Goal
Please report every line from the material that contains the word "Bimal".
▽
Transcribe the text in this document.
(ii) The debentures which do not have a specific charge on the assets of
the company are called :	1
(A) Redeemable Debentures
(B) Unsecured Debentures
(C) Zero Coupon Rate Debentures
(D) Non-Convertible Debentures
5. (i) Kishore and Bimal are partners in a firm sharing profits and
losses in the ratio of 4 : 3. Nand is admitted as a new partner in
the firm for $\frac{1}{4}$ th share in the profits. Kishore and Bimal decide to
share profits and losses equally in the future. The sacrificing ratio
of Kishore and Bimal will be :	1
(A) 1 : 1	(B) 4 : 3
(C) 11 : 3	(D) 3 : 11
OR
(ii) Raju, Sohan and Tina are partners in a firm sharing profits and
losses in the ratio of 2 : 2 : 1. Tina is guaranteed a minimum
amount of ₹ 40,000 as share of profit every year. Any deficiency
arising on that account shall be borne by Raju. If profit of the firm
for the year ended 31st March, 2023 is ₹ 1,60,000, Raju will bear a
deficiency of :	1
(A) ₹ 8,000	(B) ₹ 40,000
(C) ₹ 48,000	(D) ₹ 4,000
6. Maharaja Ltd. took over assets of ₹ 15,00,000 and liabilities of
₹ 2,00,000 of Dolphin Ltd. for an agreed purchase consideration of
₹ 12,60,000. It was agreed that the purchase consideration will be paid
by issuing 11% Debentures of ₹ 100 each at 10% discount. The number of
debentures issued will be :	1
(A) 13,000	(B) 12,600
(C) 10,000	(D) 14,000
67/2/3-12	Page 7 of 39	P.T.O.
△
▽
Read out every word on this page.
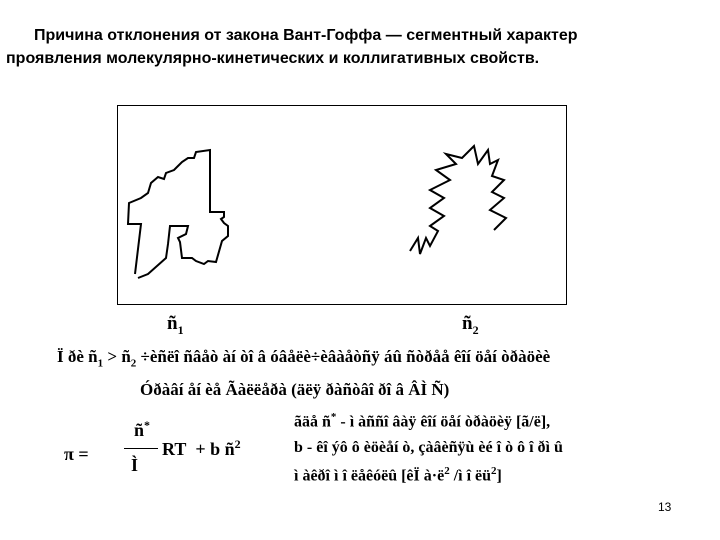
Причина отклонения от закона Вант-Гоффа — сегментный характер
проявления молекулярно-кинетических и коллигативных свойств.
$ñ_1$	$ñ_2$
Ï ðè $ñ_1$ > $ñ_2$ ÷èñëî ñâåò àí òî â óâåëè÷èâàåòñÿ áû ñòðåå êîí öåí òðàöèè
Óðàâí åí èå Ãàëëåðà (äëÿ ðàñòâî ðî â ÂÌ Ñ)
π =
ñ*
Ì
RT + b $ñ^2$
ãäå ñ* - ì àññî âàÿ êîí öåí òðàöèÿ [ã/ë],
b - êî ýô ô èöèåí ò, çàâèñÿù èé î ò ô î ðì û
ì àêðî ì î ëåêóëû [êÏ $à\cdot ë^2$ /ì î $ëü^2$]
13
△
▽
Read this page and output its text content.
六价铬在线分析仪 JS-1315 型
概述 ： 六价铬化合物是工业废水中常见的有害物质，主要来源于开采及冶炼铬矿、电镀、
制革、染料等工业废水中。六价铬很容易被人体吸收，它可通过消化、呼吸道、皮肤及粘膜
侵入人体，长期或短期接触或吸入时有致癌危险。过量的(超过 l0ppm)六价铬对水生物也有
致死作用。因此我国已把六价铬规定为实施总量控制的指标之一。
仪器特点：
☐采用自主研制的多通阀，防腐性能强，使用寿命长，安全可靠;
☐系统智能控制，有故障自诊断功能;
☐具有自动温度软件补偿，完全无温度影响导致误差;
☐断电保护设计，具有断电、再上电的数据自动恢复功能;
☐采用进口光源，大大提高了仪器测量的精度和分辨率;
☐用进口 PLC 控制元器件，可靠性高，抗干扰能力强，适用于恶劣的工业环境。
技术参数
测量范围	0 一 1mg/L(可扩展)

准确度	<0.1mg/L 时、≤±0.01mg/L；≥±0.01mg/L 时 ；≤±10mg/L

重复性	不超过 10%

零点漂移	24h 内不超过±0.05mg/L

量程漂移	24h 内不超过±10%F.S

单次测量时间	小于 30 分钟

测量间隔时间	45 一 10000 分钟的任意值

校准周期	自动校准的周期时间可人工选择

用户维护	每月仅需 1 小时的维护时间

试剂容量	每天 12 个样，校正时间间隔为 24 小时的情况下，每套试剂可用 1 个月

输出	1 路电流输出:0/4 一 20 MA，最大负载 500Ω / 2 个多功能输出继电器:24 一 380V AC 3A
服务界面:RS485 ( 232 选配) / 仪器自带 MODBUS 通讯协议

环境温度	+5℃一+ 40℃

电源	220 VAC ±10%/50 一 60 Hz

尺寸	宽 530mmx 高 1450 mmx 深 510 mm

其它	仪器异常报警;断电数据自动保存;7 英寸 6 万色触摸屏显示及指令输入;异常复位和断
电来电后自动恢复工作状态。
△
The result
5. (i) Kishore and Bimal are partners in a firm sharing profits and
the firm for $\frac{1}{4}$ th share in the profits. Kishore and Bimal decide to
of Kishore and Bimal will be :	1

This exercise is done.